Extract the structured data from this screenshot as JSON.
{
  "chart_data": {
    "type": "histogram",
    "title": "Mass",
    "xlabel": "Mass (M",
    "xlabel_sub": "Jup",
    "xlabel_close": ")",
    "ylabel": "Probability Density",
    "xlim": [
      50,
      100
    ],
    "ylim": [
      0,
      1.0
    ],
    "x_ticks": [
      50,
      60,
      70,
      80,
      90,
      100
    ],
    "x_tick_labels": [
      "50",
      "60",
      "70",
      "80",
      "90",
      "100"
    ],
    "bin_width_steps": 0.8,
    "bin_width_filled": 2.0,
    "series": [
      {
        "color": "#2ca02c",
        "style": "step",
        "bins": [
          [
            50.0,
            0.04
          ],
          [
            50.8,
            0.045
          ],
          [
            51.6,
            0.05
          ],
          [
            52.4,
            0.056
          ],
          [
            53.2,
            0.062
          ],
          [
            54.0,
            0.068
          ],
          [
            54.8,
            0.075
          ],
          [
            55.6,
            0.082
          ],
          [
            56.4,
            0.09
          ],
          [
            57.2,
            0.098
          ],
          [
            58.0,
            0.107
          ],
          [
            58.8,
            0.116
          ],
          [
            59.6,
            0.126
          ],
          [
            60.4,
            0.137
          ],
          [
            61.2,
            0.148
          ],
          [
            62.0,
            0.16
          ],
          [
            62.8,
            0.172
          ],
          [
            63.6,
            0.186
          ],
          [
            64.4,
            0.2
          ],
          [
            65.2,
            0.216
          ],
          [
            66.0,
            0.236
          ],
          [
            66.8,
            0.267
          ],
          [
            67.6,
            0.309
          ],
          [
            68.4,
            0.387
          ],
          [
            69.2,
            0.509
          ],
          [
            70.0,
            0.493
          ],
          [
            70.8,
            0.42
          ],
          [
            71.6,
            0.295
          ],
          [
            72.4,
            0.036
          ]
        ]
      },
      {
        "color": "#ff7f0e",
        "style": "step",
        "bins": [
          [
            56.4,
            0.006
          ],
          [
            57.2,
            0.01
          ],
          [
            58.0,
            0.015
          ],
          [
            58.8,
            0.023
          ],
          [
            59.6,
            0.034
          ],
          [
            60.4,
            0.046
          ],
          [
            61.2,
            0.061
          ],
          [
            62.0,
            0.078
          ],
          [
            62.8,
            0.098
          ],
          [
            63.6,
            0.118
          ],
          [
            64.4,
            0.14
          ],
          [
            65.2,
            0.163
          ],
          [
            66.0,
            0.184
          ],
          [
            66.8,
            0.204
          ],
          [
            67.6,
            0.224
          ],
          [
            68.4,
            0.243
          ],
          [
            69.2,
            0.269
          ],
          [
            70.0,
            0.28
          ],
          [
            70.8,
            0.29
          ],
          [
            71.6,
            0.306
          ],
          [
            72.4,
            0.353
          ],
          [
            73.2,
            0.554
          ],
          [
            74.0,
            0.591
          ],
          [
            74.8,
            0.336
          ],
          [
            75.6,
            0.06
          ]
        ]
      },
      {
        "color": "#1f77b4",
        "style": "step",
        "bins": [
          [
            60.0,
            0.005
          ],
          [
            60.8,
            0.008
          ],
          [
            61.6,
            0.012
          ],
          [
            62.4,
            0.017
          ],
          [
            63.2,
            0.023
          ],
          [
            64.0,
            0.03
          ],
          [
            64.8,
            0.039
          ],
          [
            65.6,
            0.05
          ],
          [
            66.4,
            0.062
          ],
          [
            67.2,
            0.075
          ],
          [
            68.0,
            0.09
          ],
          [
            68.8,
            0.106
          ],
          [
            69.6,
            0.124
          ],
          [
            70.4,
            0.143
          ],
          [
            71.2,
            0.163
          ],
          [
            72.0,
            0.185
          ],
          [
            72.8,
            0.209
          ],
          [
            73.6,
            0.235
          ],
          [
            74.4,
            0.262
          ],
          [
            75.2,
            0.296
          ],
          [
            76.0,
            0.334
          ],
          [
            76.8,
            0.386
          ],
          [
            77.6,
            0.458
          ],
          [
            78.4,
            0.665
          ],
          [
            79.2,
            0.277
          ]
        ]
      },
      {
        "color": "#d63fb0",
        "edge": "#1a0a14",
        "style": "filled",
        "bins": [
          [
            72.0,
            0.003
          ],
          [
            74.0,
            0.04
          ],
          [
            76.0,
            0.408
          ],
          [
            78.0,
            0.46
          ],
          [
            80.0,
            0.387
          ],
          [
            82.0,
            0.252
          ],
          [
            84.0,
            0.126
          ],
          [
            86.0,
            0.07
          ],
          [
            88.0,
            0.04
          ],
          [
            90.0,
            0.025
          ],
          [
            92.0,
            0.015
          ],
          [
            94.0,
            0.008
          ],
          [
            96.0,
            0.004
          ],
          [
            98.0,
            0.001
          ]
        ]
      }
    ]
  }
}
::::
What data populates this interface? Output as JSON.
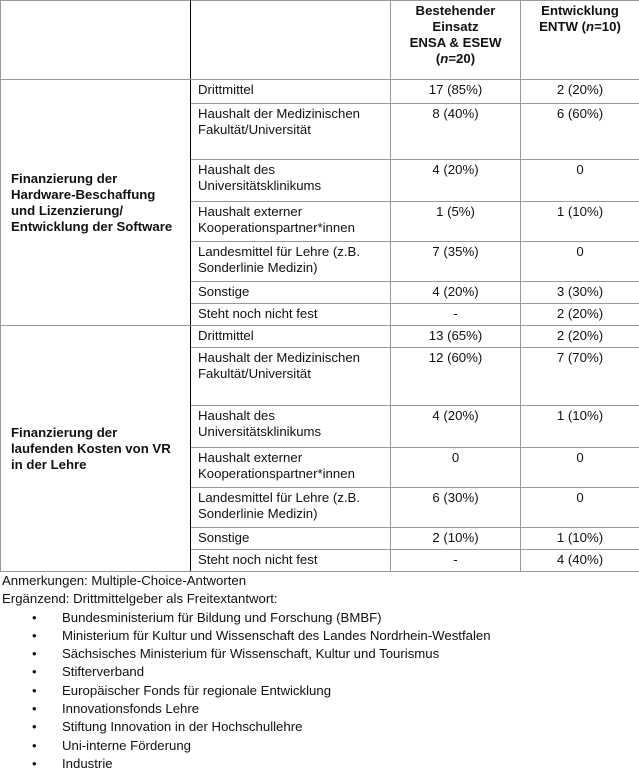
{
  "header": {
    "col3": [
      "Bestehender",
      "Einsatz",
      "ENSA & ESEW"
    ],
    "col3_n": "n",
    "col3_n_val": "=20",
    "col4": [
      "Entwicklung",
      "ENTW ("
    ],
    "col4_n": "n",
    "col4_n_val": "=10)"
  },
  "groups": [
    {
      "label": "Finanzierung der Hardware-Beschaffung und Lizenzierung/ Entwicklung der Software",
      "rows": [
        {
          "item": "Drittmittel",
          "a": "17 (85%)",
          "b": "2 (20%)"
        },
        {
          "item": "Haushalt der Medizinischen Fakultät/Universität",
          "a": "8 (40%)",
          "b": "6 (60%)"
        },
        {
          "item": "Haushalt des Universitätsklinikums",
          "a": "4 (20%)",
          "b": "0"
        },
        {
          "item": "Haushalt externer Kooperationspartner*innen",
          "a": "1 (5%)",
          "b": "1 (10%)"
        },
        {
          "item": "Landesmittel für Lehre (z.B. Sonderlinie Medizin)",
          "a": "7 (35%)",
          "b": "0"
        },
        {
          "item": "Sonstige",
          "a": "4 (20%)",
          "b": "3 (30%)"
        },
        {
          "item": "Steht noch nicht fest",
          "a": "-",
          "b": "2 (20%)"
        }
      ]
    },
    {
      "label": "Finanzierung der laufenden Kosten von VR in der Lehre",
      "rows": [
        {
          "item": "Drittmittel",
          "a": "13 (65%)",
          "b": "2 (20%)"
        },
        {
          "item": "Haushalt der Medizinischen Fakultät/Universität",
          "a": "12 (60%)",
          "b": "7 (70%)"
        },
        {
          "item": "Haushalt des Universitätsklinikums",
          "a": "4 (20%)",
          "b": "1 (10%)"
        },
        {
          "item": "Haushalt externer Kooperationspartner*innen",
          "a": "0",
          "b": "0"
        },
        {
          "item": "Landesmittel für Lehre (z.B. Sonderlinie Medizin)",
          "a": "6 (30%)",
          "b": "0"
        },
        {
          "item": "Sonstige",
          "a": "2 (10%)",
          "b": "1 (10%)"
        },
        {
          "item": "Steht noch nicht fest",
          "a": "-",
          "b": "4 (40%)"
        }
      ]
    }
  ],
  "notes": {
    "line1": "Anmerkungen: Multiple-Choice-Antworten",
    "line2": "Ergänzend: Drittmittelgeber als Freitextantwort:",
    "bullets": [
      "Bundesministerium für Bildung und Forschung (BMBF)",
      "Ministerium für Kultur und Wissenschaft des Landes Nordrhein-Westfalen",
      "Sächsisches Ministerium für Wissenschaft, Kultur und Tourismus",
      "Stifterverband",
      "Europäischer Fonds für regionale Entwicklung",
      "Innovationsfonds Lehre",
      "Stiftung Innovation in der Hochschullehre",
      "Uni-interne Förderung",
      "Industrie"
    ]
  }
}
::::
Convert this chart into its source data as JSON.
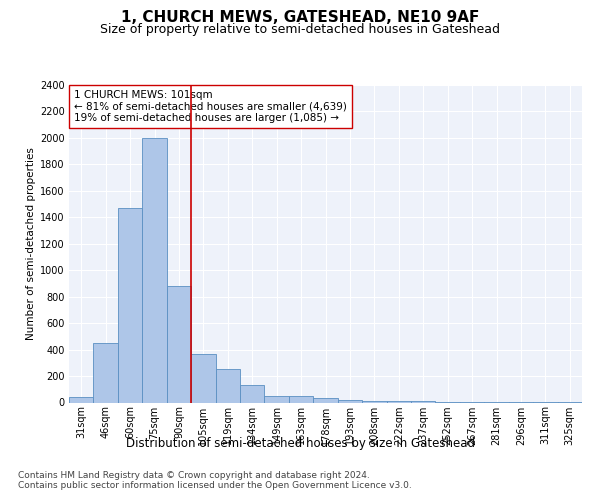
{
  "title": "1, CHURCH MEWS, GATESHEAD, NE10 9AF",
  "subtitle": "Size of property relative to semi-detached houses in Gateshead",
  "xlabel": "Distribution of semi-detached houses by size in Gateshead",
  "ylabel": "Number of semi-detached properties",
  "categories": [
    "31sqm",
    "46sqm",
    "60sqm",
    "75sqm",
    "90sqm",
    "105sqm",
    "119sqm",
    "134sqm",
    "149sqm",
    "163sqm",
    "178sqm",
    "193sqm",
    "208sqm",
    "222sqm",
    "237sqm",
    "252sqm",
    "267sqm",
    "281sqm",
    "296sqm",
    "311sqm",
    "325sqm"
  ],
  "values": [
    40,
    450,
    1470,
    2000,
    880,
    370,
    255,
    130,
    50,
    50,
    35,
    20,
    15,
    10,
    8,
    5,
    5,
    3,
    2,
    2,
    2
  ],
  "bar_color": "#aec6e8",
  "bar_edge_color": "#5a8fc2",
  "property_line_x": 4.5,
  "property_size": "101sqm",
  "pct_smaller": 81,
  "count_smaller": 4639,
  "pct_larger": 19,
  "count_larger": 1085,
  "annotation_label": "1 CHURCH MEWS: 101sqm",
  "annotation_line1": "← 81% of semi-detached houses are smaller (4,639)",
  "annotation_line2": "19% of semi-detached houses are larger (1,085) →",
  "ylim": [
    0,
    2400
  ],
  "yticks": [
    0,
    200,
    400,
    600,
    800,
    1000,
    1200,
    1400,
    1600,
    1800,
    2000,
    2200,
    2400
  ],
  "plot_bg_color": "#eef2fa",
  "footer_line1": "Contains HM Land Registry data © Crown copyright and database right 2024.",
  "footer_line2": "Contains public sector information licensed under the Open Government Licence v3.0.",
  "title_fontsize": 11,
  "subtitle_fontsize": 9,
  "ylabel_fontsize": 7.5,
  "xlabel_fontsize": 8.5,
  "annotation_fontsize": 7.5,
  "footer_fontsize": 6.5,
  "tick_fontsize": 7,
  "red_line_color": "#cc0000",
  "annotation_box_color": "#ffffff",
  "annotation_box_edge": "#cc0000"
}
::::
→ Task statement
Identify and copy lines that hold the string "JSON".

→ Worked answer
Extract the structured data from this screenshot as JSON.
What data populates this interface? Output as JSON.
Convert this chart into its source data as JSON.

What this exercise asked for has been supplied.